→ **WHAT IS EXPECTED**: Please pull out every line that includes the string "this".

=-=-=-=-=

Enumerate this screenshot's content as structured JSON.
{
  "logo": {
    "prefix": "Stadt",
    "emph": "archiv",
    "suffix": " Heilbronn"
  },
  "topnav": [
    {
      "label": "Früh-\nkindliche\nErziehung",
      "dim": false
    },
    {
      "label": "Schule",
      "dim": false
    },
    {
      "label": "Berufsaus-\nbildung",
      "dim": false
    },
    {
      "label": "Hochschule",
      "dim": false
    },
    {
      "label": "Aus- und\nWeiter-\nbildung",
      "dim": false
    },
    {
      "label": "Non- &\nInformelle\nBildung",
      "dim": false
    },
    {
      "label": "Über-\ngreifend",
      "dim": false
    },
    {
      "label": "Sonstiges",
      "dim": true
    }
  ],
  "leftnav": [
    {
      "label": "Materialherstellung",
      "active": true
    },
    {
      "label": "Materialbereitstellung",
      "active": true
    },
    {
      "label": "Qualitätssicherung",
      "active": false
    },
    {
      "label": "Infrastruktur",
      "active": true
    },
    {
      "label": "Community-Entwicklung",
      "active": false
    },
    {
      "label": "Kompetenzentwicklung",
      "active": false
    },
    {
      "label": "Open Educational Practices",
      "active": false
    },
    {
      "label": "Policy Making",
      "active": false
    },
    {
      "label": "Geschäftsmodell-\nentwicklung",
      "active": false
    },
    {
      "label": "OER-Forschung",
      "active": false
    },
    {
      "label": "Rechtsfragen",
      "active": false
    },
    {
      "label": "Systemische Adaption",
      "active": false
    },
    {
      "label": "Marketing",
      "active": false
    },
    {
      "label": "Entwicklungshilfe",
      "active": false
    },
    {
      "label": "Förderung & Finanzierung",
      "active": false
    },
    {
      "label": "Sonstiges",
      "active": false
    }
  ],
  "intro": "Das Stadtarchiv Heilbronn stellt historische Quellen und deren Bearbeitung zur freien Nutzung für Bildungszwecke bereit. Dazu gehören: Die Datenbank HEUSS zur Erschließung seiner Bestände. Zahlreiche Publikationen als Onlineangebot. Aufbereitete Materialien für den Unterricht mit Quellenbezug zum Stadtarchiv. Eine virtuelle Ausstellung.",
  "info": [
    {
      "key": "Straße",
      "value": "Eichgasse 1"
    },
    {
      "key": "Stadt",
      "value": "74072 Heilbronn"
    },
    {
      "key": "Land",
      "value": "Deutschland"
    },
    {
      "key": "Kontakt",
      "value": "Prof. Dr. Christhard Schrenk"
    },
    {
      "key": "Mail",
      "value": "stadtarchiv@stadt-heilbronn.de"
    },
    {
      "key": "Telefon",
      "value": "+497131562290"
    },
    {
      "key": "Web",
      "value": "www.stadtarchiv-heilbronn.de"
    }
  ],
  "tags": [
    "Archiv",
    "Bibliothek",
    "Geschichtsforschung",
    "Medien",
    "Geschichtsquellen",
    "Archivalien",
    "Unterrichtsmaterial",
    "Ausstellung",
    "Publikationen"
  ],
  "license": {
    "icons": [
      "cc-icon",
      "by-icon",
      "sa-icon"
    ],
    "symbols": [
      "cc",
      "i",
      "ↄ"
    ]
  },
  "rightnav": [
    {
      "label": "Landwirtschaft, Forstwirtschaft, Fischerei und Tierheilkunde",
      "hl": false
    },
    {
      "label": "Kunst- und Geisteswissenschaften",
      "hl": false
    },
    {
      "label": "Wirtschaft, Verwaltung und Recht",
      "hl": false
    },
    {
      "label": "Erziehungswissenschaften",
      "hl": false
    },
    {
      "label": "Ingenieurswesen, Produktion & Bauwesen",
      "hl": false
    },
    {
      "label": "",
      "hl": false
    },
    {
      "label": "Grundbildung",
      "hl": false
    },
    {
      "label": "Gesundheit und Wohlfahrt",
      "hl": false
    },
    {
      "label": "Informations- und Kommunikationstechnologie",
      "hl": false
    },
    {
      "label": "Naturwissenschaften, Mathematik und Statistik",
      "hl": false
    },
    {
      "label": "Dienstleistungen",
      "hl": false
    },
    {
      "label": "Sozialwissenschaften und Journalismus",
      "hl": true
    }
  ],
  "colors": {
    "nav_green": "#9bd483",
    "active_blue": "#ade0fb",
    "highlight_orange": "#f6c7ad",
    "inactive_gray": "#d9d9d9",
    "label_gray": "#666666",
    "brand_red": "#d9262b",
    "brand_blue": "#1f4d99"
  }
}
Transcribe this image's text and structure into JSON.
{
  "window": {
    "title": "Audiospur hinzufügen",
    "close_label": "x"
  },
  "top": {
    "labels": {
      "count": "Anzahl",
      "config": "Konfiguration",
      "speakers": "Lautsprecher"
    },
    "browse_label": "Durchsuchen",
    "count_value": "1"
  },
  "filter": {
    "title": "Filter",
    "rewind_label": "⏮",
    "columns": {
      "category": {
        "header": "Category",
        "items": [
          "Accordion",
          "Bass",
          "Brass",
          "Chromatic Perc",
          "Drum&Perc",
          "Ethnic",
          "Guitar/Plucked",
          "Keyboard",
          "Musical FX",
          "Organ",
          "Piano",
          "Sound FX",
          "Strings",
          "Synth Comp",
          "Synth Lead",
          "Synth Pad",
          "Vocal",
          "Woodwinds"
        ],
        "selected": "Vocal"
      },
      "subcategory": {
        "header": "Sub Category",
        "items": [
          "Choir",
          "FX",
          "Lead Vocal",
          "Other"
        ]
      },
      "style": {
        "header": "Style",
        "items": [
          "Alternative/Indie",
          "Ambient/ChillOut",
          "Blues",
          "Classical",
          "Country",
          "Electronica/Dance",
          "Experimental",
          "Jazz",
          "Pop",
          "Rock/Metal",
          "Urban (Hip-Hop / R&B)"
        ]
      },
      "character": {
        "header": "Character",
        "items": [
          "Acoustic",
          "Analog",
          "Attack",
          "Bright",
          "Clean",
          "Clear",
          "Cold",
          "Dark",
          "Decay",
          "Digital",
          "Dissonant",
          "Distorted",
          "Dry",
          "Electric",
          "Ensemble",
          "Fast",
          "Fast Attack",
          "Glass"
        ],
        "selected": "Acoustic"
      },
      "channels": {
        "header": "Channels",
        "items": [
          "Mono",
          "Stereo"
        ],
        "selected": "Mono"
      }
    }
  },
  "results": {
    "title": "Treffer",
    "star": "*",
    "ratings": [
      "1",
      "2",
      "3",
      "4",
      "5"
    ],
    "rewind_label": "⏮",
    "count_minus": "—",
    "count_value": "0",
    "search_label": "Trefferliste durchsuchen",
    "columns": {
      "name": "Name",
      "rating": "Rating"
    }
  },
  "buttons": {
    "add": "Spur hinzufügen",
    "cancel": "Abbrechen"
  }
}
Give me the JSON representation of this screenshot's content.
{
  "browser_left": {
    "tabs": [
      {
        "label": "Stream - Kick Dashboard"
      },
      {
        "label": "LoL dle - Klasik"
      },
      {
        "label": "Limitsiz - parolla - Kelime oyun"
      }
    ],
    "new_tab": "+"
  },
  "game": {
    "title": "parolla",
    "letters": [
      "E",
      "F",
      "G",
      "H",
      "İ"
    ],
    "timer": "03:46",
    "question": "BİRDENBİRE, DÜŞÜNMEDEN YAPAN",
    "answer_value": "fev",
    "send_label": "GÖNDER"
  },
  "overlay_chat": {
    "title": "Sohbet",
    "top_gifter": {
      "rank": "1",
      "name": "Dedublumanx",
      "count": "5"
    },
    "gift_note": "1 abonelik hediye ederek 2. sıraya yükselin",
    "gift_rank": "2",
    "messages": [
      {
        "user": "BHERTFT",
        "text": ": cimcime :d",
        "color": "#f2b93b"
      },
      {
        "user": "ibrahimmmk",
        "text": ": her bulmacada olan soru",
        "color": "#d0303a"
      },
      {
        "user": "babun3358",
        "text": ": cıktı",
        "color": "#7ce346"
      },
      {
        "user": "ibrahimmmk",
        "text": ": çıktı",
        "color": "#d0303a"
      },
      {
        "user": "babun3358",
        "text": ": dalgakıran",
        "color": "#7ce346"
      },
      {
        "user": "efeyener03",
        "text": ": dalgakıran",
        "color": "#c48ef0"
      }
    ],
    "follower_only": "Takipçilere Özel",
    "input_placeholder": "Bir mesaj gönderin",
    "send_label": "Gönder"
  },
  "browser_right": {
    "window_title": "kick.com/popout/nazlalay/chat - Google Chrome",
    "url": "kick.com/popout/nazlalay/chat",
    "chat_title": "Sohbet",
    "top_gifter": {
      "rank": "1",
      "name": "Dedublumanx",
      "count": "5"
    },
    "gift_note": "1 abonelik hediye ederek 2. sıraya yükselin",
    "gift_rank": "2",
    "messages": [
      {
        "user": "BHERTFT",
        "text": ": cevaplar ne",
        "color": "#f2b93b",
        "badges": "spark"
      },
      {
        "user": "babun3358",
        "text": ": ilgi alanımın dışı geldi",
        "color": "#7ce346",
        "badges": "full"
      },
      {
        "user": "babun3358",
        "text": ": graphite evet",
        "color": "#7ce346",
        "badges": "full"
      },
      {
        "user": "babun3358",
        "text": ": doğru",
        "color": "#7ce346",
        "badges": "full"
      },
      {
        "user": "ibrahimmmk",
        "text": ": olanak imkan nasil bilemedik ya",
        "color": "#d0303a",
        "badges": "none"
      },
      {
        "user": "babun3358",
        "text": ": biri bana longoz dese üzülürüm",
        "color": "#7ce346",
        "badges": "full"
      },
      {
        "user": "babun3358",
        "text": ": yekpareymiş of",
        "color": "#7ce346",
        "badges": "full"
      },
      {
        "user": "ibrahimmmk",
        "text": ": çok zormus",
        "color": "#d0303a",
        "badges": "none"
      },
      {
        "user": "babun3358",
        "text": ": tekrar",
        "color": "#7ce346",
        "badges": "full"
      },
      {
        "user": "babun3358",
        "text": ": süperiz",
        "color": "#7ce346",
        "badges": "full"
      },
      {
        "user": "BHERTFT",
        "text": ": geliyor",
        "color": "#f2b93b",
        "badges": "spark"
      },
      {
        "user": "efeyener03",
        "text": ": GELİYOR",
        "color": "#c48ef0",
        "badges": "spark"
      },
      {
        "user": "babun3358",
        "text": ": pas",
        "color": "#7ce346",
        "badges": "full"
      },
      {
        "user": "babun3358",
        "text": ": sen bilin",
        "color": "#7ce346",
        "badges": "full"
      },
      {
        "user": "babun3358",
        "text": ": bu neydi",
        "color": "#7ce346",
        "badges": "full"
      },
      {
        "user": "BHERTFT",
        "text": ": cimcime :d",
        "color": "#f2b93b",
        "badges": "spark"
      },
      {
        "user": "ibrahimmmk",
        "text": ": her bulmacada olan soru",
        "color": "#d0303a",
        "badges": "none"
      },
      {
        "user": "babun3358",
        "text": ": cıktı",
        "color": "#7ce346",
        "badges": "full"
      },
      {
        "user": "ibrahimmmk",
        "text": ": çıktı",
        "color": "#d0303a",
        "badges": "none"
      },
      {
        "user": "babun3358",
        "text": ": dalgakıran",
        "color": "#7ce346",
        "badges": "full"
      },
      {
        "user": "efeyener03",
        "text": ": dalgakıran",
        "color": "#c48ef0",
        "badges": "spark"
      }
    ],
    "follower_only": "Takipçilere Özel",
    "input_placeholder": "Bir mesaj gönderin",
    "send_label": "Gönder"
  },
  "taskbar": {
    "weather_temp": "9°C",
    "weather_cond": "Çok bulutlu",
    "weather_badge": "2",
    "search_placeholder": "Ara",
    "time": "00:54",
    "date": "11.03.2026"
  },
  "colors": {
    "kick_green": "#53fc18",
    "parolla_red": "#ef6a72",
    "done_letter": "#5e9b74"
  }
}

=-=-=-=-=

→ **THE REPLY**:
Enumerate this screenshot's content as structured JSON.
Transcribe this image's text and structure into JSON.
Give me the JSON representation of this screenshot's content.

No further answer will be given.